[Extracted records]
— START —

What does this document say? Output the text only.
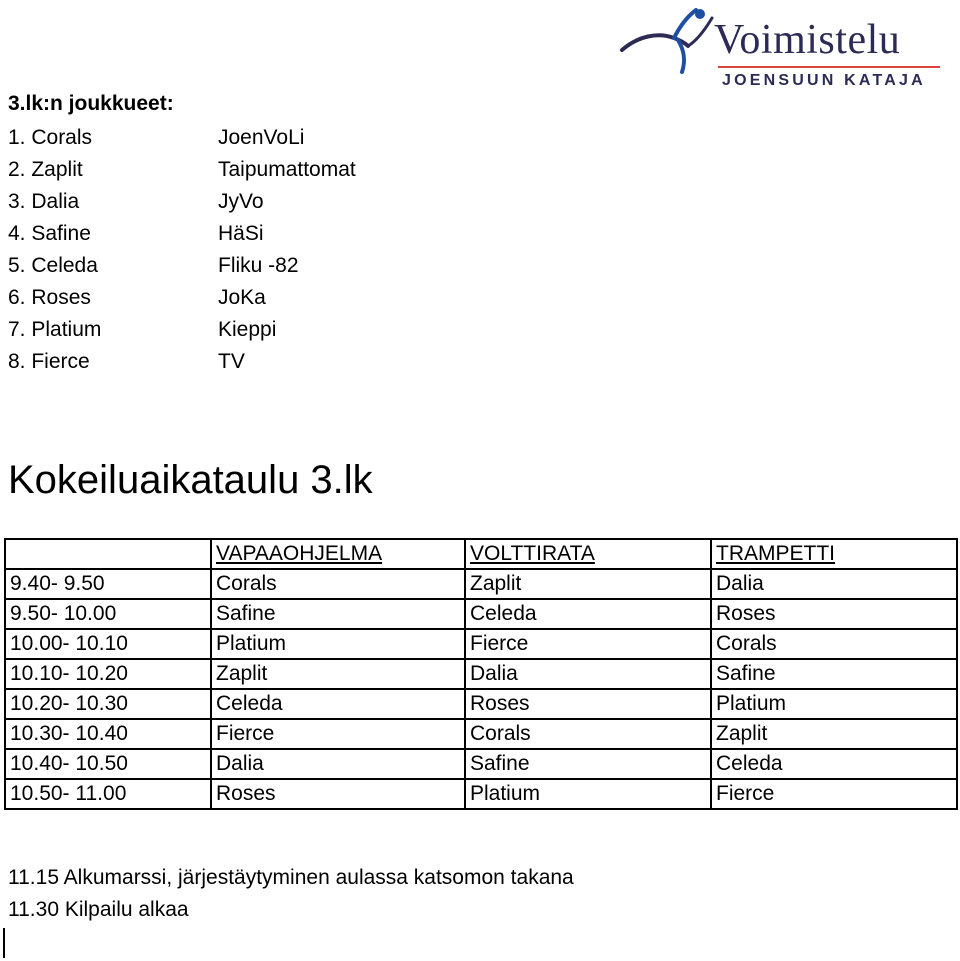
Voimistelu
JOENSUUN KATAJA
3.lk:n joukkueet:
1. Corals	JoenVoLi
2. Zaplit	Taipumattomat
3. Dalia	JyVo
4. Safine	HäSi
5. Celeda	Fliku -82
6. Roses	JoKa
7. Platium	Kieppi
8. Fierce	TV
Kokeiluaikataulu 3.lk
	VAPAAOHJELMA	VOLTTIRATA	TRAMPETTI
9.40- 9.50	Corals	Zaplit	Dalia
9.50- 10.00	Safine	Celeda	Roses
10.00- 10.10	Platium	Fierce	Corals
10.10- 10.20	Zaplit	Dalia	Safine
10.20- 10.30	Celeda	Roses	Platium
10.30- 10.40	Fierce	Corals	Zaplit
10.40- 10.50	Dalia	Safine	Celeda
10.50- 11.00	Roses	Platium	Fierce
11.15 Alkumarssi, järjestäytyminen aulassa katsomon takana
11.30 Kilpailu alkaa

— END —

▶ Requirement: Copy each line above that contains the string "Zaplit".

▶ Finished exercise:
2. Zaplit	Taipumattomat
9.40- 9.50	Corals	Zaplit	Dalia
10.10- 10.20	Zaplit	Dalia	Safine
10.30- 10.40	Fierce	Corals	Zaplit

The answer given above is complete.